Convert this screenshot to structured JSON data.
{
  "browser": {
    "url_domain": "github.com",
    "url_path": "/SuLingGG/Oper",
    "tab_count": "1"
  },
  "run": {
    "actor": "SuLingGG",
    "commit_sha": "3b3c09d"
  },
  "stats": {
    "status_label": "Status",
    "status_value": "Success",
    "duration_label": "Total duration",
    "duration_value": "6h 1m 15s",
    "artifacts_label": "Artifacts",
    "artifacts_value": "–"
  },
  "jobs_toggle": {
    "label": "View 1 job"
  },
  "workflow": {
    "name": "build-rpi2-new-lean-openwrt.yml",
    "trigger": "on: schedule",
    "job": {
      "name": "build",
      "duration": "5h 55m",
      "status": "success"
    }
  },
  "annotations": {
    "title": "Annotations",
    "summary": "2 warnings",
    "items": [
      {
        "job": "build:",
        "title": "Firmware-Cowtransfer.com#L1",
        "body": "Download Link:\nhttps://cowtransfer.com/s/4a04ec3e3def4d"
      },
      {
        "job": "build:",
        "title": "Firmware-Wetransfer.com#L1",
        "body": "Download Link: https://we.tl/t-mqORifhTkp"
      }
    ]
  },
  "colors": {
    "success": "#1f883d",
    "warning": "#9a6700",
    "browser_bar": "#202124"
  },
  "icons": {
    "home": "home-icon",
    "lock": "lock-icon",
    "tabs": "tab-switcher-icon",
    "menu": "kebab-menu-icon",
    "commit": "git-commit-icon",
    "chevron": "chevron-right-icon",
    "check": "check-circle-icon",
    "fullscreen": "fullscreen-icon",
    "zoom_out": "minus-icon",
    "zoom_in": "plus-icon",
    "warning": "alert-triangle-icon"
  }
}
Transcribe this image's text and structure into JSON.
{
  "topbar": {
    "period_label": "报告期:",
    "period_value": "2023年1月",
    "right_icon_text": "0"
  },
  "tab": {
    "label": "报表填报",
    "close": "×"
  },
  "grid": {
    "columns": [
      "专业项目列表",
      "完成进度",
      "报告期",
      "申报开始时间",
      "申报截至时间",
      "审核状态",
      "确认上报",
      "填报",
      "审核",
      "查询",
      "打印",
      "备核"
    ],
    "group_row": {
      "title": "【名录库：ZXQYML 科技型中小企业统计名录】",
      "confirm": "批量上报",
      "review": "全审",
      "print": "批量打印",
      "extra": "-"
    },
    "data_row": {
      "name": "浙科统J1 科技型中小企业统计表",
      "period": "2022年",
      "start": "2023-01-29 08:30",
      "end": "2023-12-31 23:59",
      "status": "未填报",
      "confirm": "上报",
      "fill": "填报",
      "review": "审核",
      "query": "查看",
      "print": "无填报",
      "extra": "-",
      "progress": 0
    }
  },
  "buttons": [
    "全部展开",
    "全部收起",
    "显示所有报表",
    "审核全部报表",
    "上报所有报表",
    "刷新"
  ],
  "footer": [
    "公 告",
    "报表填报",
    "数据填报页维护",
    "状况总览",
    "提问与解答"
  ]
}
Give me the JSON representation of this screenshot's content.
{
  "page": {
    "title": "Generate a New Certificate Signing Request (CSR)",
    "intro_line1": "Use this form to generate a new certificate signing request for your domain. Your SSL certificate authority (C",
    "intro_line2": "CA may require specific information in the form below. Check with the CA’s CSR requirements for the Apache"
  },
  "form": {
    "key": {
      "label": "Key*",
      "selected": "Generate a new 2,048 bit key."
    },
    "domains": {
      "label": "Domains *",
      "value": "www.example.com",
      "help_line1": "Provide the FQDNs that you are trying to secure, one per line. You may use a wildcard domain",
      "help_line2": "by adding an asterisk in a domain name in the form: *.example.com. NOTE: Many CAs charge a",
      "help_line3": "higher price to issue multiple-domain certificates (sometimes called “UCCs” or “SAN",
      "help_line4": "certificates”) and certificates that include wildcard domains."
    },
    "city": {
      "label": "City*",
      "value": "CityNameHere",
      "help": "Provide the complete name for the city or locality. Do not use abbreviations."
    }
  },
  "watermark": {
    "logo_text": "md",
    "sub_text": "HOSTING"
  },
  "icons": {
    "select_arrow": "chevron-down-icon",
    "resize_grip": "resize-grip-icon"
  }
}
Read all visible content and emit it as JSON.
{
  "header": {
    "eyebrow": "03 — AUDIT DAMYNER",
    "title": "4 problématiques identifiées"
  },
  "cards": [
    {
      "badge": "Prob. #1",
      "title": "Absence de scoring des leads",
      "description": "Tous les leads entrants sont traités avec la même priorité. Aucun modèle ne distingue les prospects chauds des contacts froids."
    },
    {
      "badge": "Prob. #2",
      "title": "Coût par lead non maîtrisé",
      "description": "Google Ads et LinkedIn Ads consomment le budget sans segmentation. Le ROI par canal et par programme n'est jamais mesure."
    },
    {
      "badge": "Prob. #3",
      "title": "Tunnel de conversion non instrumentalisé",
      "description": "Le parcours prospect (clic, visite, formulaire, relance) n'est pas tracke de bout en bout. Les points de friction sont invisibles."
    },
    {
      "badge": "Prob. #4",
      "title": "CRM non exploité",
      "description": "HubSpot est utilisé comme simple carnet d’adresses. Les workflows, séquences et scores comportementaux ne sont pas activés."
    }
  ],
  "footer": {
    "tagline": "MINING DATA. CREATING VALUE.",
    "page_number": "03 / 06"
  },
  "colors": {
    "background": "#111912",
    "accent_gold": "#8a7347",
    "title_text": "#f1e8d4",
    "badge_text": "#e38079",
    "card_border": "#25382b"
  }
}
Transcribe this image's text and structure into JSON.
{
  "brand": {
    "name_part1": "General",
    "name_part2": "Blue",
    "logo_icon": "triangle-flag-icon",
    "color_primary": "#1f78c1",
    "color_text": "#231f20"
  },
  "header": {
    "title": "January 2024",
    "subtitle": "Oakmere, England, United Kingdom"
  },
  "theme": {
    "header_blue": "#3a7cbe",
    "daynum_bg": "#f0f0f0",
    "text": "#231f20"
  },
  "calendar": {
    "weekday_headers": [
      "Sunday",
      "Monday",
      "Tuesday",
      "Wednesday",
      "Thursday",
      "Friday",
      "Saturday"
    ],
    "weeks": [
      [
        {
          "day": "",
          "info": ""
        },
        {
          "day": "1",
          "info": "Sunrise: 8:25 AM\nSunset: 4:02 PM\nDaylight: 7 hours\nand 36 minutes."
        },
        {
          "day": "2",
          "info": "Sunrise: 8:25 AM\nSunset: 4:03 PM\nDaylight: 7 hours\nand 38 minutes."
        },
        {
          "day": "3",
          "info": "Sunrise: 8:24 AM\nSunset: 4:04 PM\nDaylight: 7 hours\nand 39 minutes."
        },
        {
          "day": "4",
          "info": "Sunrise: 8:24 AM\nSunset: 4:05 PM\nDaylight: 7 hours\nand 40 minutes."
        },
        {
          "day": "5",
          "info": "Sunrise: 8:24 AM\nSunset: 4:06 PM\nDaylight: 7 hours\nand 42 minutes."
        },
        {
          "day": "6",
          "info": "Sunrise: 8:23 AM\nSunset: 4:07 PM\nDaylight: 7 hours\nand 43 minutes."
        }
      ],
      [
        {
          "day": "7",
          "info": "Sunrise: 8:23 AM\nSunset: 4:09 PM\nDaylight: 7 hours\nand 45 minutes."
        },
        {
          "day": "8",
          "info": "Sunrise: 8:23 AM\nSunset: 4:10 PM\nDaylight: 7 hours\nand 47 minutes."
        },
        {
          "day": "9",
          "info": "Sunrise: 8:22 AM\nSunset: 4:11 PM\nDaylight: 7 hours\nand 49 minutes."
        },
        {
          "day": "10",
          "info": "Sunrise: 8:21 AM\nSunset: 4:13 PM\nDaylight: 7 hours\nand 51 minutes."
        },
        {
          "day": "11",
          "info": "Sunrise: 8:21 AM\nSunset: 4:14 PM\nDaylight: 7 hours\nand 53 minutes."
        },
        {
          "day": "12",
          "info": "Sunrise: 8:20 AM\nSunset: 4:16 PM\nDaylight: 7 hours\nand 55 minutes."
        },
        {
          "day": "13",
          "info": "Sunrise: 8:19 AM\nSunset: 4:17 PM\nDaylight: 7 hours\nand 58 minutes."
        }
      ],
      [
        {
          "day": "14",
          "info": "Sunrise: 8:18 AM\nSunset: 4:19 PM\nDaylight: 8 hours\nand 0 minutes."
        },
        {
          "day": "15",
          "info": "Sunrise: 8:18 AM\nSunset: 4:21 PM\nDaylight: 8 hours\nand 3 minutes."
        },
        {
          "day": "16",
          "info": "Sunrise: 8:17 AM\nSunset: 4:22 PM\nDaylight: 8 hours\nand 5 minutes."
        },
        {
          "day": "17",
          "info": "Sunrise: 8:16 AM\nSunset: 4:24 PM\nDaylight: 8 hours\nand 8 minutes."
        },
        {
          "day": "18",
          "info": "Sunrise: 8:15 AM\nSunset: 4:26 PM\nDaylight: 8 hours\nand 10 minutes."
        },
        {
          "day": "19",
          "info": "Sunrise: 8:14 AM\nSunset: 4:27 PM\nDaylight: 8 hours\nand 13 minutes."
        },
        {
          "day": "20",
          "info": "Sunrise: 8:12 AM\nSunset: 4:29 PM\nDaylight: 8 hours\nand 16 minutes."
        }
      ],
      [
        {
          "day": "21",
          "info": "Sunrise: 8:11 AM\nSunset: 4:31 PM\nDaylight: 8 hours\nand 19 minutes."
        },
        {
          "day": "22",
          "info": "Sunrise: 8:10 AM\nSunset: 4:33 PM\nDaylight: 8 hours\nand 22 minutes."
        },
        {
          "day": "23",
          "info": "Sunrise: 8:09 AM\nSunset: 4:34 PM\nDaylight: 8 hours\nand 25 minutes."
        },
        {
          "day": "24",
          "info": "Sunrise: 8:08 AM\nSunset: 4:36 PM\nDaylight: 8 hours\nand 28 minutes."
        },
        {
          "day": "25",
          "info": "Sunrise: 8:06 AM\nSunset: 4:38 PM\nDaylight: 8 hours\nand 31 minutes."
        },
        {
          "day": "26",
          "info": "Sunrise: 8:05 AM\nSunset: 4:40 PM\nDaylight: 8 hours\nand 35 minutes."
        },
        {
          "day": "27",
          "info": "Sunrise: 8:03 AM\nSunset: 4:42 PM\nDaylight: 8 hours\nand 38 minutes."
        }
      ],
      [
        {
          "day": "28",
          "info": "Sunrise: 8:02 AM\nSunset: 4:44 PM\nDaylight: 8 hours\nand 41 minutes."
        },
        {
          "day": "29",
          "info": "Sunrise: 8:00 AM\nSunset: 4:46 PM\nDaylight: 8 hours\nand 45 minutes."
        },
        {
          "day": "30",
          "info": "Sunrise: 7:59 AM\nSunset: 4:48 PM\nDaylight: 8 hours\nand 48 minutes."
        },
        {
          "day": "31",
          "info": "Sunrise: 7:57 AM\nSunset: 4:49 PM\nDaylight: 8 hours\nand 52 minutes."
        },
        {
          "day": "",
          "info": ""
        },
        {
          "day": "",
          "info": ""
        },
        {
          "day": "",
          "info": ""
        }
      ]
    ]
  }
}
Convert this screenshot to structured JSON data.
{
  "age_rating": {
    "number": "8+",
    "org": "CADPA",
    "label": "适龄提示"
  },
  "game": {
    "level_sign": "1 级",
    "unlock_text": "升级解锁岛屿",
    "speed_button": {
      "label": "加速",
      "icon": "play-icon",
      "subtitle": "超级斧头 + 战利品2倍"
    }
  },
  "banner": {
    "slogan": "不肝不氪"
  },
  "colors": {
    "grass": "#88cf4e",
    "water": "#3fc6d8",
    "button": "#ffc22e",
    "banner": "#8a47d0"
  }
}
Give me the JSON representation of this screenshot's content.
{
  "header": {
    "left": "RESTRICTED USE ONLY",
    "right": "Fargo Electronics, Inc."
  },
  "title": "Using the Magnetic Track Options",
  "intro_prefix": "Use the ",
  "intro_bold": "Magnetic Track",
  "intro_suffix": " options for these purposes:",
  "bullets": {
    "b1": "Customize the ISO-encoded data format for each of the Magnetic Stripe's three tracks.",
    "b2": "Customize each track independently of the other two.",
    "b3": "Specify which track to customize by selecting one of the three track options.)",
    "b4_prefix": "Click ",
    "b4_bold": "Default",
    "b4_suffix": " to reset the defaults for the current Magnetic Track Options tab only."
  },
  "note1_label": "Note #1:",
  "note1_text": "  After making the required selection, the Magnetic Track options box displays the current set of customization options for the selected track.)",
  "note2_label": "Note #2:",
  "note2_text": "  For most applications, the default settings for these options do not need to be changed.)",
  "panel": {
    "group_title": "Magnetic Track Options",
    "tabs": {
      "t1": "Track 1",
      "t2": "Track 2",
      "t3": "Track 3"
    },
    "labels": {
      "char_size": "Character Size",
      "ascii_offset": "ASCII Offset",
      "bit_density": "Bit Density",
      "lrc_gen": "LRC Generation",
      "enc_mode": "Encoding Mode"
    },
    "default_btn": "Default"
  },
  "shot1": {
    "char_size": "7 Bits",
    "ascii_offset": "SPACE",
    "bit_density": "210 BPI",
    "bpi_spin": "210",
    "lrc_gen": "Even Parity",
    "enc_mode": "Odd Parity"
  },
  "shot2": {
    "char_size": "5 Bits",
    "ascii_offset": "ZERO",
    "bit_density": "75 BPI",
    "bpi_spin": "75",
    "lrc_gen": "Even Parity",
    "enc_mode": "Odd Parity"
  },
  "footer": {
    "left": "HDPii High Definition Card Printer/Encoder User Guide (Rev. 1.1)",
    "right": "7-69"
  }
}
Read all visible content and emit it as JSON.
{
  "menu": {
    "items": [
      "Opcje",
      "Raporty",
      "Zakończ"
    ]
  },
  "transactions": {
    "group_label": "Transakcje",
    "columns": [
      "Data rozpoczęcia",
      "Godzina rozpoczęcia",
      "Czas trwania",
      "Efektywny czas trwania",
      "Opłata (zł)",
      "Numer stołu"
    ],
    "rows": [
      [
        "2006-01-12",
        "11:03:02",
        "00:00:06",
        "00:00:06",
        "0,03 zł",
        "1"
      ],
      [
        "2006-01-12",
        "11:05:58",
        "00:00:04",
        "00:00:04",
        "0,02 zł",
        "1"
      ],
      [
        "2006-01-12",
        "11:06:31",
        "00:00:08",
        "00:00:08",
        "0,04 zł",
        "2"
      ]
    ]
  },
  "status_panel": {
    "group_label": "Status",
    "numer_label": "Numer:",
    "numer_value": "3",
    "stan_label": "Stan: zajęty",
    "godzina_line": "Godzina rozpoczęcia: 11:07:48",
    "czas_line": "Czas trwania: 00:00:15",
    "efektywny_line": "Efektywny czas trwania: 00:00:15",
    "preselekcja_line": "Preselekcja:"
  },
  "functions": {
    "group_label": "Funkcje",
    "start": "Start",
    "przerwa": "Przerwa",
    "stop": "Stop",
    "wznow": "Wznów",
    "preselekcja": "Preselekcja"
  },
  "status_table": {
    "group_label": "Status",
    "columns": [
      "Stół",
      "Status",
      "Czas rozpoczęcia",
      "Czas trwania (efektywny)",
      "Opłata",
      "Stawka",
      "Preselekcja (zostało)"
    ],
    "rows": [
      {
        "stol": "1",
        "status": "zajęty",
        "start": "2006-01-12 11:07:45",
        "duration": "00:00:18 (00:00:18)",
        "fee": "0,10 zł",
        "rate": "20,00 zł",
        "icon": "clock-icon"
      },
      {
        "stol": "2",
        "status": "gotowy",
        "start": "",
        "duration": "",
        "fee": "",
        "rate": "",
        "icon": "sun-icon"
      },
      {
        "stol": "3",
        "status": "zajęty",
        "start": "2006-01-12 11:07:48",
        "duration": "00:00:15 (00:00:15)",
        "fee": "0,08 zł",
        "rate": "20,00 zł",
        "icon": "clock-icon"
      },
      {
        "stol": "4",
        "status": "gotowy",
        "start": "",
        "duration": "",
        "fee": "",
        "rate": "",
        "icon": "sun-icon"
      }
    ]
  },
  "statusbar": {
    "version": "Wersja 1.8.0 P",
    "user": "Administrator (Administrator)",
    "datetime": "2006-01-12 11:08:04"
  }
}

• [What needs to be done] Go through the lines above. Select every one that has the string "Magnetic".

• [Reply to the task]
  "title": "Using the Magnetic Track Options",
  "intro_bold": "Magnetic Track",
    "b1": "Customize the ISO-encoded data format for each of the Magnetic Stripe's three tracks.",
    "b4_suffix": " to reset the defaults for the current Magnetic Track Options tab only."
  "note1_text": "  After making the required selection, the Magnetic Track options box displays the current set of customization options for the selected track.)",
    "group_title": "Magnetic Track Options",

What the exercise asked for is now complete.